■ MATERIAL ■
'''

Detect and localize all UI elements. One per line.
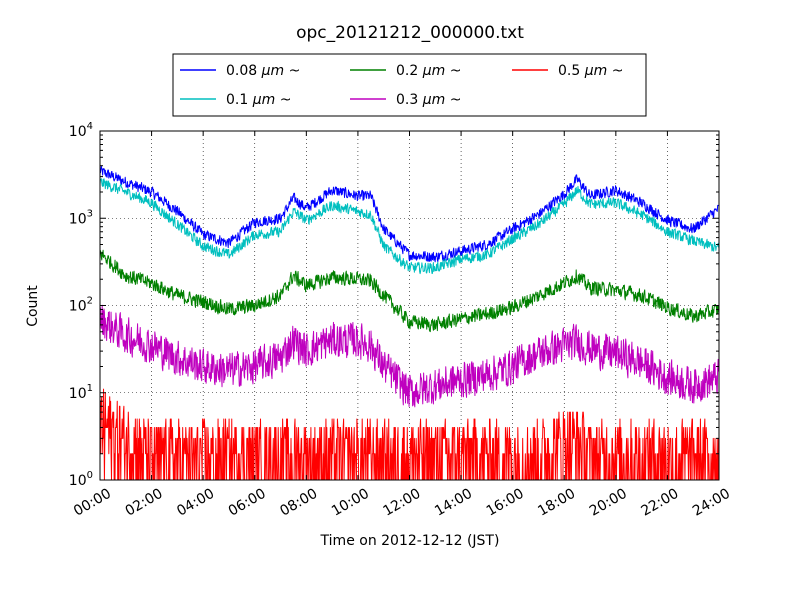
y-tick-base: 10: [69, 299, 87, 315]
x-axis-label: Time on 2012-12-12 (JST): [320, 533, 500, 549]
series-line-2: [99, 249, 720, 333]
legend-label-4: 0.5 μm ~: [558, 63, 623, 79]
legend-unit: μm ~: [584, 63, 624, 79]
series-line-0: [99, 165, 720, 263]
legend-value: 0.08: [226, 63, 262, 79]
legend-value: 0.5: [558, 63, 585, 79]
y-tick-base: 10: [69, 386, 87, 402]
data-series: [99, 165, 720, 481]
legend-label-2: 0.2 μm ~: [396, 63, 461, 79]
legend-unit: μm ~: [252, 92, 292, 108]
y-tick-label: 103: [69, 208, 93, 227]
legend-label-1: 0.1 μm ~: [226, 92, 291, 108]
legend-unit: μm ~: [422, 92, 462, 108]
legend-label-3: 0.3 μm ~: [396, 92, 461, 108]
y-tick-exponent: 1: [87, 383, 93, 394]
legend-value: 0.2: [396, 63, 423, 79]
y-tick-base: 10: [69, 211, 87, 227]
y-tick-exponent: 2: [87, 296, 93, 307]
legend-unit: μm ~: [422, 63, 462, 79]
legend-value: 0.3: [396, 92, 423, 108]
y-tick-label: 102: [69, 296, 93, 315]
y-tick-base: 10: [69, 124, 87, 140]
y-tick-exponent: 3: [87, 208, 93, 219]
series-line-3: [99, 304, 720, 408]
y-tick-label: 100: [69, 470, 93, 489]
legend: 0.08 μm ~0.1 μm ~0.2 μm ~0.3 μm ~0.5 μm …: [172, 53, 647, 117]
y-tick-label: 104: [69, 121, 93, 140]
y-tick-exponent: 4: [87, 121, 93, 132]
y-tick-base: 10: [69, 473, 87, 489]
y-tick-label: 101: [69, 383, 93, 402]
legend-label-0: 0.08 μm ~: [226, 63, 300, 79]
legend-box: [172, 53, 647, 117]
legend-value: 0.1: [226, 92, 253, 108]
axis-ticks: [99, 130, 720, 481]
chart-title: opc_20121212_000000.txt: [296, 23, 524, 43]
y-tick-exponent: 0: [87, 470, 93, 481]
series-line-1: [99, 178, 720, 275]
legend-unit: μm ~: [261, 63, 301, 79]
y-axis-label: Count: [25, 285, 41, 327]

'''

■ STATED EXERCISE ■
Reproduce only the listing lines running from the one containing "y-tick-base: 10: [69, 299, 87, 315]" through the one containing "y-tick-base: 10: [69, 386, 87, 402]", with "x-axis-label" changed to "x-axis-title" and nothing else altered.

■ RESPONSE TO THIS EXERCISE ■
y-tick-base: 10: [69, 299, 87, 315]
x-axis-title: Time on 2012-12-12 (JST): [320, 533, 500, 549]
series-line-2: [99, 249, 720, 333]
legend-label-4: 0.5 μm ~: [558, 63, 623, 79]
legend-unit: μm ~: [584, 63, 624, 79]
series-line-0: [99, 165, 720, 263]
legend-value: 0.08: [226, 63, 262, 79]
legend-value: 0.5: [558, 63, 585, 79]
y-tick-base: 10: [69, 386, 87, 402]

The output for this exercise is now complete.